• **Document section**
— Begin —

WHEN NATIONAL DEFENCE Minister Peter MacKay announced the restoration of the historic designation Royal Canadian Navy (RCN), it was fitting he was standing in front of Canada's Naval Memorial, Her Majesty's Canadian Ship Sackville.

"A country forgets its past at its own peril," said Minister MacKay. "From Vimy Ridge to the Battle of the Atlantic and from Korea to the defence of Europe during the Cold War, the proud legacy of the Royal Canadian Navy, the Canadian Army, and the Royal Canadian Air Force will once again serve as a timeless link between our veterans and serving soldiers, sailors and air personnel."

In the case of the Roval Canadian Navy, the "timeless link" is HMCS Sackville. Of the 269 corvettes built by the Allies during the Second World War, only HMCS Sackville remains. She is Canada's oldest fighting warship.

HMCS Sackville was one of more than 120 Flower-class corvettes built in Canada during the Second World War. Winston Churchill described the corvettes as the "cheap but nasties." They were the workhorses of the North Atlantic during the war, escorting convoys and engaging submarines. Sackville and her sister ships played a significant role ensuring Allied victory in the Atlantic.

Commissioned on December 29, 1941, Sackville served in several well known escort groups such as C1, C2 and C3, escorting convoys from St. John's, Newfoundland to Londonderry, Ireland. From January 1942 to August 1944, she was one of the original members of the famous Barber Pole Group that had red-and-white barber pole stripes painted on the funnel. All ships in the East Coast Canadian Navy fleet now sport the barber pole symbol.

The 205-foot Sackville certainly earned her stripes.

The 123 Canadian corvette, crewed primarily by reservist, formed the core of the ocean escort groups defending convoys of merchant vessels from enemy U-boats. On any given day, more than 100 merchant vessels, carrying vital food and war supplies, departed Halifax and other Canadian East Coast ports for Britain.

During the war, the RCN expanded from fewer than 2,000 regular force members and a dozen ships in 1939 to close to 100,000 members and 400 ships by 1945. In all, RCN ships and sailors escorted 25,343 merchant vessels across the Atlantic during the war: ships that carried a total of 181,643,180 tonnes of cargo. It was a proud accomplishment and the coming of age for Canada's Navy. Justifiably, Canada's sailors were proud to say they were members of the RCN, one of the world's largest navies at war's end.

On February 1, 1968, however, changes to the National Defence Act unified the Canadian Forces and created Maritime Command, Land Force Command and Air Command--ending the use of the names Royal Canadian Navy, Canadian Army and Royal Canadian Air Force.

This summer when Minister MacKay made his announcement, HMCS Sackville let the world know what she thinks of the name change. The message she proudly hoisted was clear, "RCN -AT LAST,"

Sackville's most memorable engagement occurred in early August 1942 in the North Atlantic when she engaged three U-boats and damaged two in a 24-hour period.

— End —

• **Data provided**
— Begin —

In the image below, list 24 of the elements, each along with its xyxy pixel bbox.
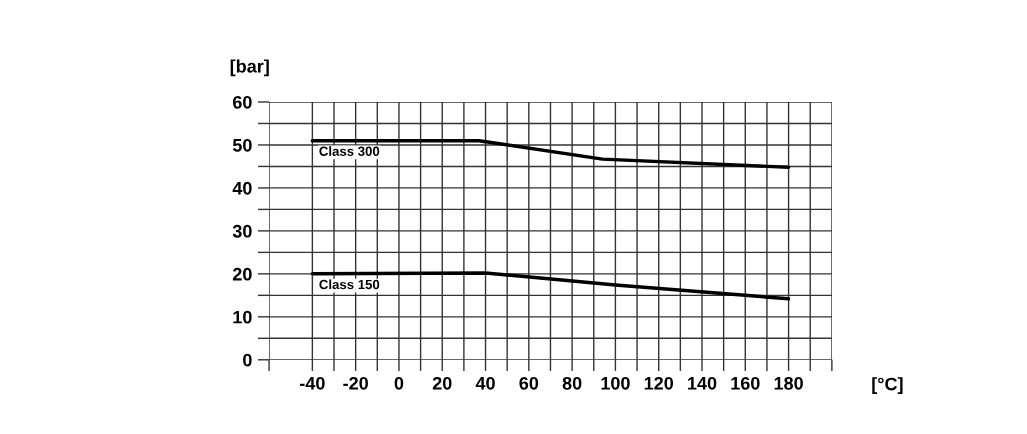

— End —

• **Things to do**
1. Repeat a passage of the HMCS Sackville article word for word. Begin with the words "WHEN NATIONAL DEFENCE" and stop after "oldest fighting warship.".
2. Which commands does the HMCS Sackville article say the 1968 changes to the National Defence Act created?
Answer using only the HMCS Sackville article.

• **List of solutions**
1.
WHEN NATIONAL DEFENCE Minister Peter MacKay announced the restoration of the historic designation Royal Canadian Navy (RCN), it was fitting he was standing in front of Canada's Naval Memorial, Her Majesty's Canadian Ship Sackville.

"A country forgets its past at its own peril," said Minister MacKay. "From Vimy Ridge to the Battle of the Atlantic and from Korea to the defence of Europe during the Cold War, the proud legacy of the Royal Canadian Navy, the Canadian Army, and the Royal Canadian Air Force will once again serve as a timeless link between our veterans and serving soldiers, sailors and air personnel."

In the case of the Roval Canadian Navy, the "timeless link" is HMCS Sackville. Of the 269 corvettes built by the Allies during the Second World War, only HMCS Sackville remains. She is Canada's oldest fighting warship.

2. Maritime Command, Land Force Command, Air Command